WHAT TO PRODUCE
List all lines of the data containing the word "this".

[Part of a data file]
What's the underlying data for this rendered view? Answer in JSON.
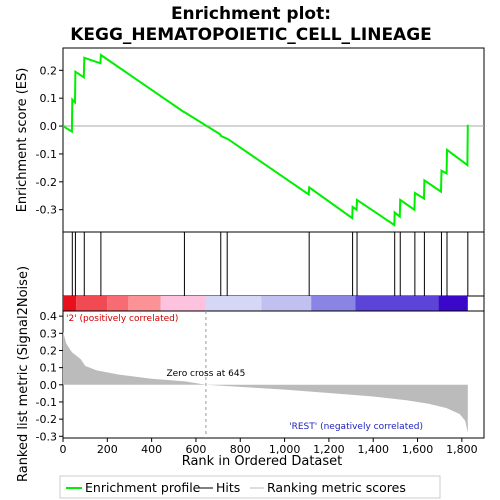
{
  "chart_data": {
    "type": "line",
    "title_line1": "Enrichment plot:",
    "title_line2": "KEGG_HEMATOPOIETIC_CELL_LINEAGE",
    "xlabel": "Rank in Ordered Dataset",
    "ylabel_top": "Enrichment score (ES)",
    "ylabel_bottom": "Ranked list metric (Signal2Noise)",
    "xlim": [
      0,
      1900
    ],
    "x_ticks": [
      "0",
      "200",
      "400",
      "600",
      "800",
      "1,000",
      "1,200",
      "1,400",
      "1,600",
      "1,800"
    ],
    "es_ylim": [
      -0.38,
      0.28
    ],
    "es_ticks": [
      "0.2",
      "0.1",
      "0.0",
      "-0.1",
      "-0.2",
      "-0.3"
    ],
    "metric_ylim": [
      -0.31,
      0.43
    ],
    "metric_ticks": [
      "0.4",
      "0.3",
      "0.2",
      "0.1",
      "0.0",
      "-0.1",
      "-0.2",
      "-0.3"
    ],
    "hits": [
      42,
      56,
      96,
      171,
      548,
      712,
      741,
      1111,
      1307,
      1327,
      1497,
      1522,
      1588,
      1631,
      1708,
      1733,
      1827
    ],
    "es_points": [
      [
        0,
        0.0
      ],
      [
        40,
        -0.02
      ],
      [
        42,
        0.095
      ],
      [
        54,
        0.085
      ],
      [
        56,
        0.195
      ],
      [
        94,
        0.175
      ],
      [
        96,
        0.245
      ],
      [
        169,
        0.225
      ],
      [
        171,
        0.255
      ],
      [
        546,
        0.05
      ],
      [
        548,
        0.05
      ],
      [
        710,
        -0.03
      ],
      [
        712,
        -0.035
      ],
      [
        739,
        -0.045
      ],
      [
        741,
        -0.045
      ],
      [
        1109,
        -0.245
      ],
      [
        1111,
        -0.22
      ],
      [
        1305,
        -0.33
      ],
      [
        1307,
        -0.29
      ],
      [
        1325,
        -0.3
      ],
      [
        1327,
        -0.265
      ],
      [
        1495,
        -0.355
      ],
      [
        1497,
        -0.31
      ],
      [
        1520,
        -0.325
      ],
      [
        1522,
        -0.265
      ],
      [
        1586,
        -0.3
      ],
      [
        1588,
        -0.24
      ],
      [
        1629,
        -0.26
      ],
      [
        1631,
        -0.195
      ],
      [
        1706,
        -0.235
      ],
      [
        1708,
        -0.16
      ],
      [
        1731,
        -0.17
      ],
      [
        1733,
        -0.085
      ],
      [
        1825,
        -0.14
      ],
      [
        1827,
        0.005
      ]
    ],
    "metric_points": [
      [
        0,
        0.31
      ],
      [
        15,
        0.24
      ],
      [
        40,
        0.19
      ],
      [
        80,
        0.15
      ],
      [
        100,
        0.11
      ],
      [
        150,
        0.085
      ],
      [
        250,
        0.06
      ],
      [
        400,
        0.035
      ],
      [
        550,
        0.02
      ],
      [
        645,
        0.0
      ],
      [
        800,
        -0.012
      ],
      [
        1000,
        -0.028
      ],
      [
        1200,
        -0.048
      ],
      [
        1400,
        -0.068
      ],
      [
        1550,
        -0.09
      ],
      [
        1650,
        -0.11
      ],
      [
        1730,
        -0.135
      ],
      [
        1790,
        -0.17
      ],
      [
        1815,
        -0.21
      ],
      [
        1827,
        -0.28
      ]
    ],
    "zero_cross_label": "Zero cross at 645",
    "zero_cross_rank": 645,
    "pos_label": "'2' (positively correlated)",
    "neg_label": "'REST' (negatively correlated)",
    "heat_segments": [
      {
        "from": 0,
        "to": 60,
        "color": "#e8101c"
      },
      {
        "from": 60,
        "to": 200,
        "color": "#f24a52"
      },
      {
        "from": 200,
        "to": 295,
        "color": "#f76c72"
      },
      {
        "from": 295,
        "to": 440,
        "color": "#fa9296"
      },
      {
        "from": 440,
        "to": 645,
        "color": "#fcc2de"
      },
      {
        "from": 645,
        "to": 895,
        "color": "#d6d6f6"
      },
      {
        "from": 895,
        "to": 1120,
        "color": "#c2c0f0"
      },
      {
        "from": 1120,
        "to": 1320,
        "color": "#8a84e4"
      },
      {
        "from": 1320,
        "to": 1695,
        "color": "#5c44d8"
      },
      {
        "from": 1695,
        "to": 1827,
        "color": "#3a08c8"
      }
    ],
    "es_color": "#00ee00",
    "legend": [
      {
        "label": "Enrichment profile",
        "color": "#00ee00"
      },
      {
        "label": "Hits",
        "color": "#000000"
      },
      {
        "label": "Ranking metric scores",
        "color": "#bbbbbb"
      }
    ]
  }
}
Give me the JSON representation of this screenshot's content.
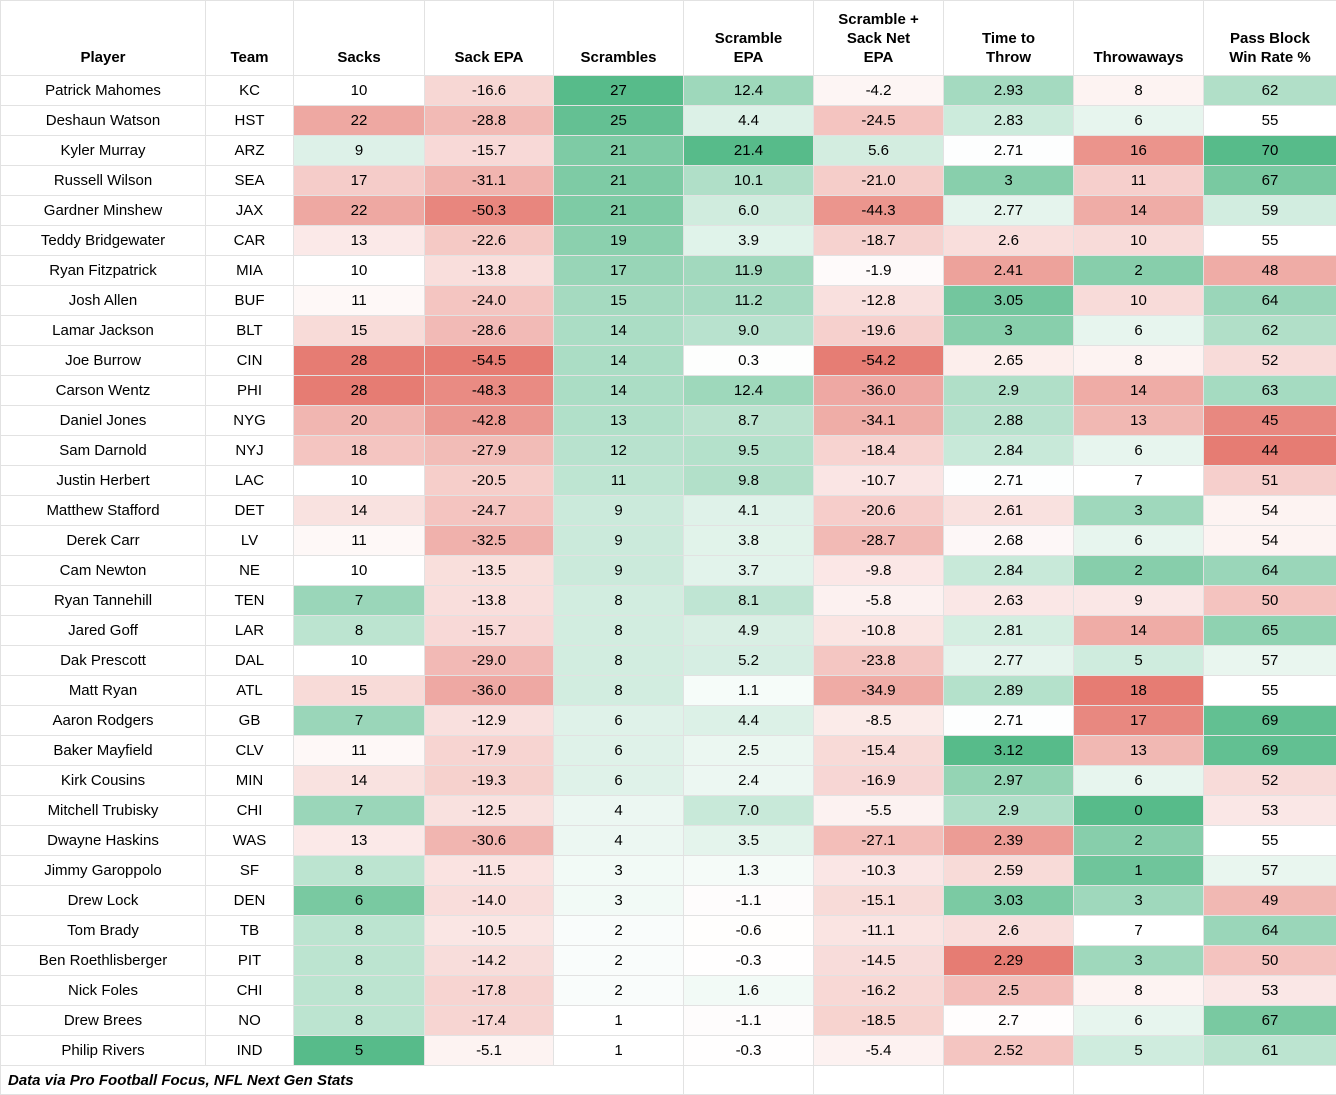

FINISHED TASK
What's the underlying data for this rendered view? Answer in JSON.
Give me the JSON representation of this screenshot's content.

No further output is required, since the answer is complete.